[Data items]
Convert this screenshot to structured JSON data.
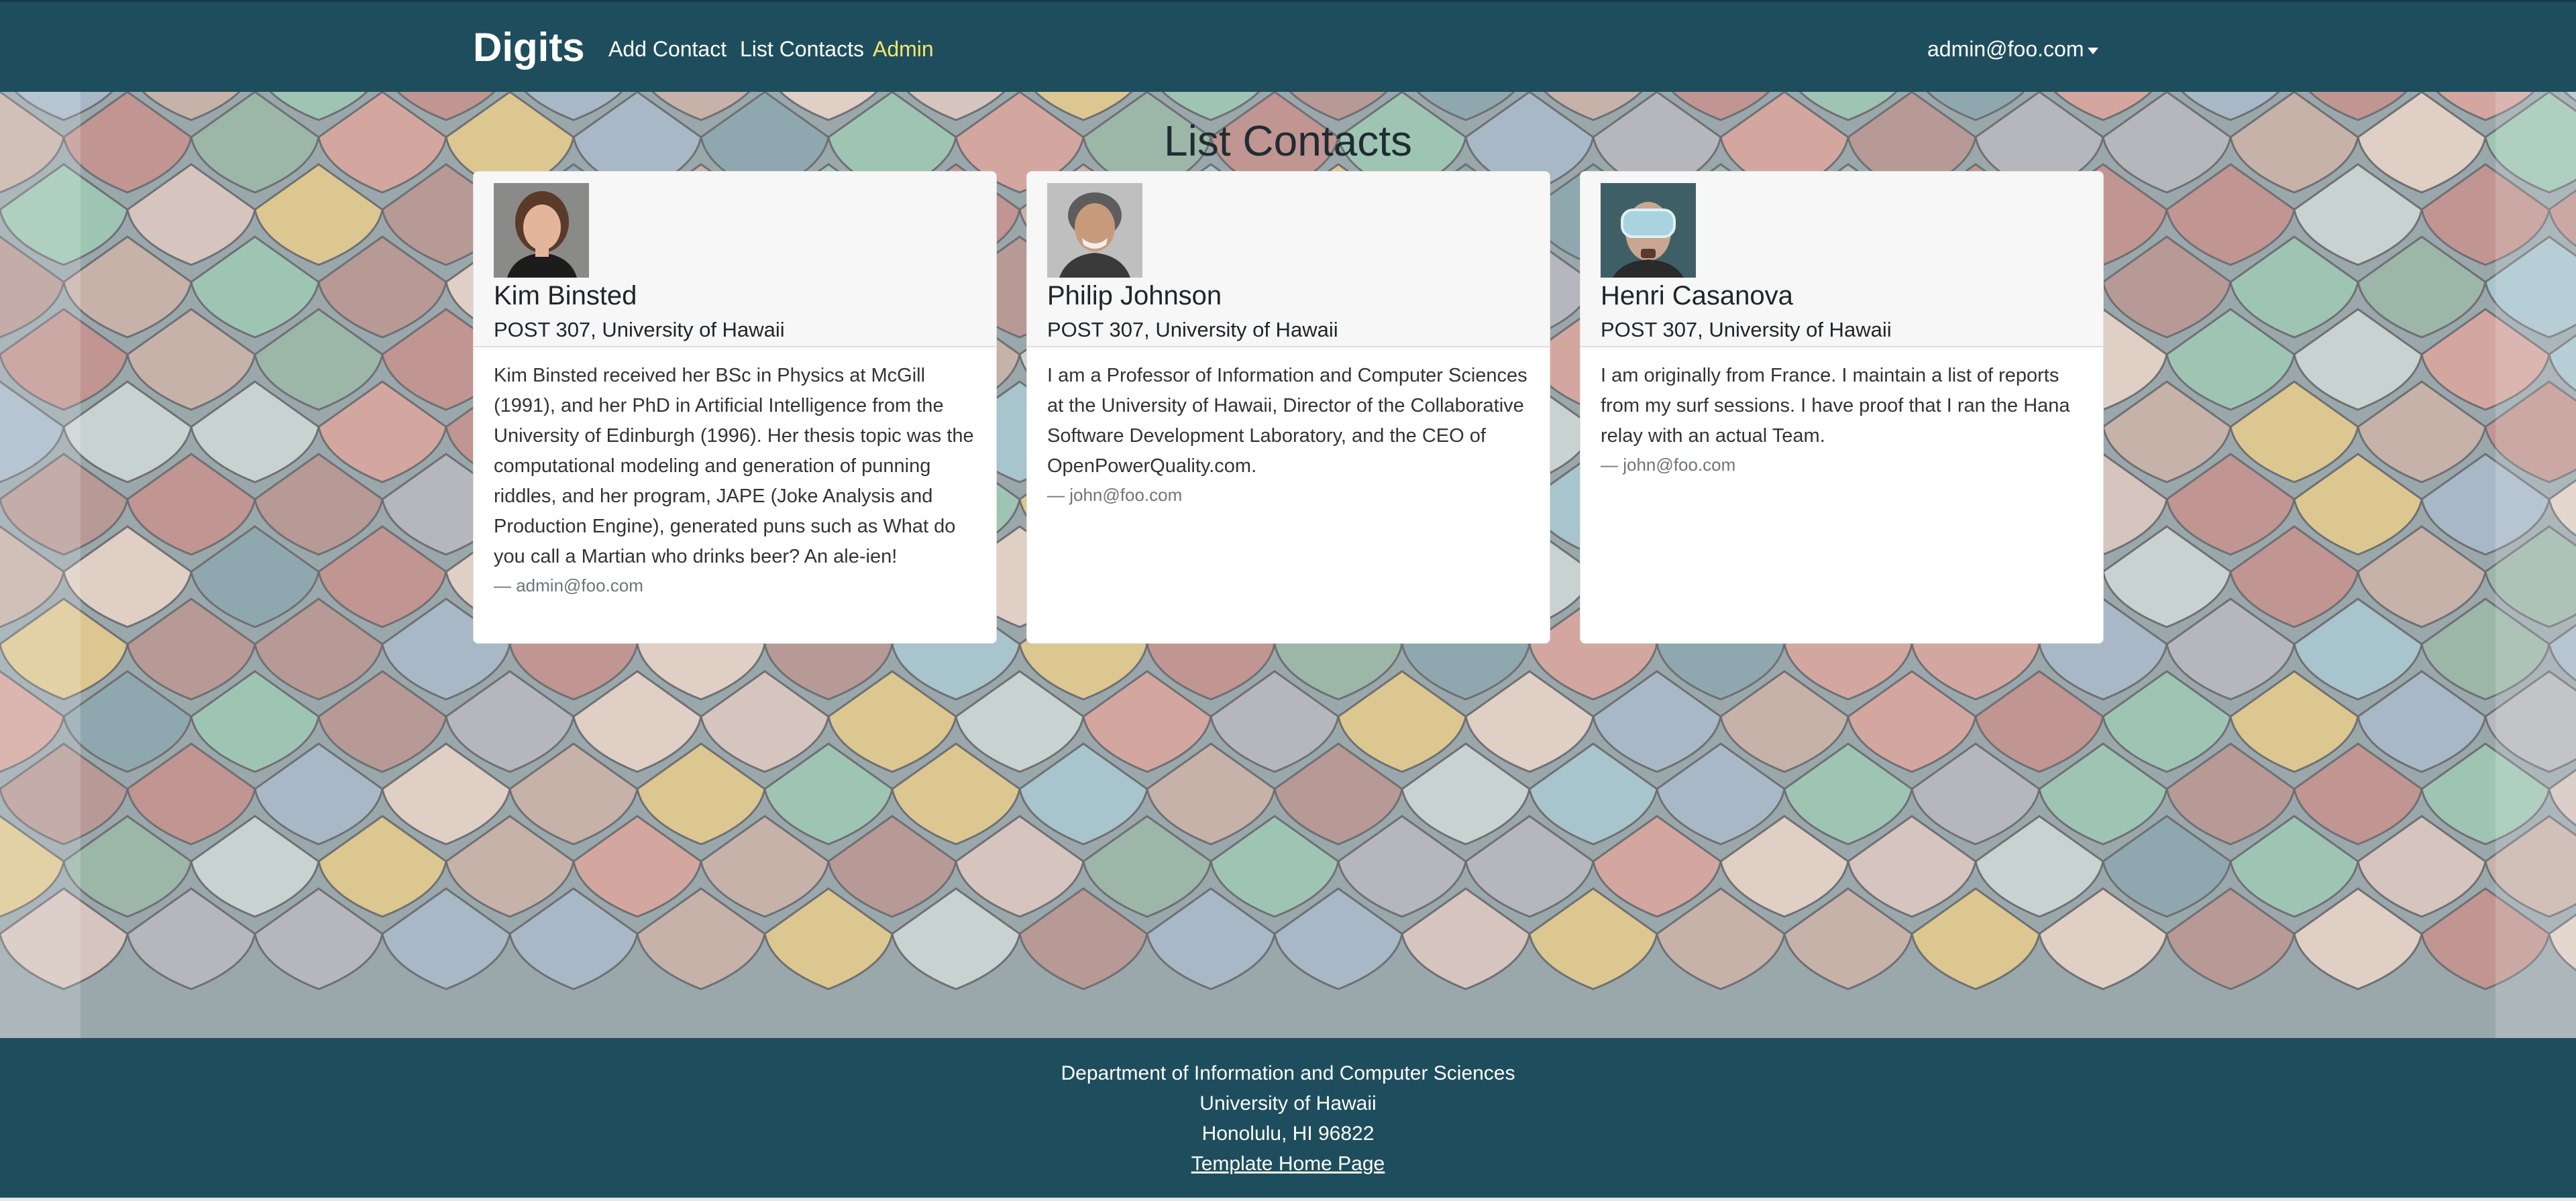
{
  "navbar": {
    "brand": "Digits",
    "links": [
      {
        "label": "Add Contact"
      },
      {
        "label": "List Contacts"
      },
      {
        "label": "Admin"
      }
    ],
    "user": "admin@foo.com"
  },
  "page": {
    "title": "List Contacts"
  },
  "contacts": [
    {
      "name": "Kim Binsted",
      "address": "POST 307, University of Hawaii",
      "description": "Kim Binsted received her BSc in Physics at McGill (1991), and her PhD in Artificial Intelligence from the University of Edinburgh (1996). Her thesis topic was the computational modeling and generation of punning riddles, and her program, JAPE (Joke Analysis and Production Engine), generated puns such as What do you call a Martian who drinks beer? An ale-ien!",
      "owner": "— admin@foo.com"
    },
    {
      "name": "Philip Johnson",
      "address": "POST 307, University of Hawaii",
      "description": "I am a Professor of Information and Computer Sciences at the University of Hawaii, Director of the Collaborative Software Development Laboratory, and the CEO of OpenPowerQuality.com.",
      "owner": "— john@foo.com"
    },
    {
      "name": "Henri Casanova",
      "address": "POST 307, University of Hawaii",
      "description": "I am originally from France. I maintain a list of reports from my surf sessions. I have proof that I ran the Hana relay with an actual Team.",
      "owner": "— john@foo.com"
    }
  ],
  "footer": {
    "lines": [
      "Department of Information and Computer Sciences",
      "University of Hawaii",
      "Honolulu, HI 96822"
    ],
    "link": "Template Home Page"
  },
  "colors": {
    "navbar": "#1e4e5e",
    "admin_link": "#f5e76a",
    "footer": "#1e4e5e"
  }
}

--

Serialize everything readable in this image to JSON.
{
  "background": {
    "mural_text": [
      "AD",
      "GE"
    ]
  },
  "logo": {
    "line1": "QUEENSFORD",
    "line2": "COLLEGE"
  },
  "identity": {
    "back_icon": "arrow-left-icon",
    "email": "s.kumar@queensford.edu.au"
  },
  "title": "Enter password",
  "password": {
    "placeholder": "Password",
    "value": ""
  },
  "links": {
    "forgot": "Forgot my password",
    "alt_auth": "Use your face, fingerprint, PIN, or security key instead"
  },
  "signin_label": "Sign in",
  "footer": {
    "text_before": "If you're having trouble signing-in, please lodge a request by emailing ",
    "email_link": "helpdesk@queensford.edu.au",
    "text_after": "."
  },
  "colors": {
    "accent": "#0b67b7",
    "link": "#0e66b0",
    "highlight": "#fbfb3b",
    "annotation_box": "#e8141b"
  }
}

Instructions for the task
Count every line in the listing above that holds "JSON", then report only the count.

Answer below
2